- **Stated task**
Output the lines from the start of the records through the line containing "bullet-detail: irritación e", both ends included, as a JSON list of strings with one string per line and blank lines omitted.

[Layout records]

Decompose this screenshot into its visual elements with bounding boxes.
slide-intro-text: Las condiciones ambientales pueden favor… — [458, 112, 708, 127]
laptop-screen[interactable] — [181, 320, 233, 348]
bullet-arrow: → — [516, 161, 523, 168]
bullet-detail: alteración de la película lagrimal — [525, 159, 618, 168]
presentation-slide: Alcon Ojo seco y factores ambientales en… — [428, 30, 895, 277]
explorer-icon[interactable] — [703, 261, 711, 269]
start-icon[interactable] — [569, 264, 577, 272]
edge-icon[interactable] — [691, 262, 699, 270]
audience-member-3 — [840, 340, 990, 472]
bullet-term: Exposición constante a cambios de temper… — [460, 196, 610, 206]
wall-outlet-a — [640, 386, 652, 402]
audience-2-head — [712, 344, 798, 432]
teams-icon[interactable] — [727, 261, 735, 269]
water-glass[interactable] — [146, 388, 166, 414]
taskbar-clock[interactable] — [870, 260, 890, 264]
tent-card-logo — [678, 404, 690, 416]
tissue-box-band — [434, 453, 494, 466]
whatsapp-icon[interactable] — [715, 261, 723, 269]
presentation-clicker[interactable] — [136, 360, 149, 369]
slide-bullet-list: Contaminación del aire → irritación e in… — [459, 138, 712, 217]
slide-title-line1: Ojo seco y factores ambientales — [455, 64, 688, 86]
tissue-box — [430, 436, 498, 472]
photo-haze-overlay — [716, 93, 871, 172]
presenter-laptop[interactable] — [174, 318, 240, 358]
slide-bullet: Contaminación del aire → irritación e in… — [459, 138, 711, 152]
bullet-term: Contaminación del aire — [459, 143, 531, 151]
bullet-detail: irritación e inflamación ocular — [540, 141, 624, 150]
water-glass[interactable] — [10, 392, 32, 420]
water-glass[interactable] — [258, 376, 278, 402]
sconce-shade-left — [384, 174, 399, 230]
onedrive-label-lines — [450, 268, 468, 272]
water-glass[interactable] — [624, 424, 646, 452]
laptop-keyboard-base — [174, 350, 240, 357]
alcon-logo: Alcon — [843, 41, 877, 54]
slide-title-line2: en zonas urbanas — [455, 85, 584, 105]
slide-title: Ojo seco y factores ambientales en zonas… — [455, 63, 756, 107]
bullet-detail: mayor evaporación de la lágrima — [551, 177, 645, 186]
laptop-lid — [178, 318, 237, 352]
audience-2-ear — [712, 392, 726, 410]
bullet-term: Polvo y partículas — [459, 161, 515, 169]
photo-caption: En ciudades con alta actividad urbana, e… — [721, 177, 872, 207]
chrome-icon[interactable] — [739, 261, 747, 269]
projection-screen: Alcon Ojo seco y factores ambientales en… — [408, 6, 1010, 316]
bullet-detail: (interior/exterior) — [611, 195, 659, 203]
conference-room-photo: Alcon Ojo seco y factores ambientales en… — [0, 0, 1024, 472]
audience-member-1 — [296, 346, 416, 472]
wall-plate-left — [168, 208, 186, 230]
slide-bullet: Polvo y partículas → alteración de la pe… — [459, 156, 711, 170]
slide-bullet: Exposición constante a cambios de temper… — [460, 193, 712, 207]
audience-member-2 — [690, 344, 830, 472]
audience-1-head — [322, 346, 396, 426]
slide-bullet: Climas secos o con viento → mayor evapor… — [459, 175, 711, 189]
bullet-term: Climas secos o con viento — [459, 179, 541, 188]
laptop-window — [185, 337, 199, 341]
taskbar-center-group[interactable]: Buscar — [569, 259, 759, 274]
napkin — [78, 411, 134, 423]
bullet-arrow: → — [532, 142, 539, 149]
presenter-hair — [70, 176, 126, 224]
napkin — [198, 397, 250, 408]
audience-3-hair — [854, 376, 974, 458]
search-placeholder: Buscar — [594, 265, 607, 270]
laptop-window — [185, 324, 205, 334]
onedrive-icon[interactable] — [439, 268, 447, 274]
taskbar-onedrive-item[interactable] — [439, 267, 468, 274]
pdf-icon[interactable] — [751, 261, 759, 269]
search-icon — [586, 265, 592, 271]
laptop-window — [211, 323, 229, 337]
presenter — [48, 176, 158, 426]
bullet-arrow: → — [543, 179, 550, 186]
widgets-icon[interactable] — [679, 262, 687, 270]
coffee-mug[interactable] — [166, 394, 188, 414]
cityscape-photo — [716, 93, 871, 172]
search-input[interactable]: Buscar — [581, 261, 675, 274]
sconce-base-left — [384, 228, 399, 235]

- **Full response**
[
  "Decompose this screenshot into its visual elements with bounding boxes.",
  "slide-intro-text: Las condiciones ambientales pueden favor… — [458, 112, 708, 127]",
  "laptop-screen[interactable] — [181, 320, 233, 348]",
  "bullet-arrow: → — [516, 161, 523, 168]",
  "bullet-detail: alteración de la película lagrimal — [525, 159, 618, 168]",
  "presentation-slide: Alcon Ojo seco y factores ambientales en… — [428, 30, 895, 277]",
  "explorer-icon[interactable] — [703, 261, 711, 269]",
  "start-icon[interactable] — [569, 264, 577, 272]",
  "edge-icon[interactable] — [691, 262, 699, 270]",
  "audience-member-3 — [840, 340, 990, 472]",
  "bullet-term: Exposición constante a cambios de temper… — [460, 196, 610, 206]",
  "wall-outlet-a — [640, 386, 652, 402]",
  "audience-2-head — [712, 344, 798, 432]",
  "teams-icon[interactable] — [727, 261, 735, 269]",
  "water-glass[interactable] — [146, 388, 166, 414]",
  "taskbar-clock[interactable] — [870, 260, 890, 264]",
  "tent-card-logo — [678, 404, 690, 416]",
  "tissue-box-band — [434, 453, 494, 466]",
  "whatsapp-icon[interactable] — [715, 261, 723, 269]",
  "presentation-clicker[interactable] — [136, 360, 149, 369]",
  "slide-bullet-list: Contaminación del aire → irritación e in… — [459, 138, 712, 217]",
  "slide-title-line1: Ojo seco y factores ambientales — [455, 64, 688, 86]",
  "tissue-box — [430, 436, 498, 472]",
  "photo-haze-overlay — [716, 93, 871, 172]",
  "presenter-laptop[interactable] — [174, 318, 240, 358]",
  "slide-bullet: Contaminación del aire → irritación e in… — [459, 138, 711, 152]",
  "bullet-term: Contaminación del aire — [459, 143, 531, 151]",
  "bullet-detail: irritación e inflamación ocular — [540, 141, 624, 150]"
]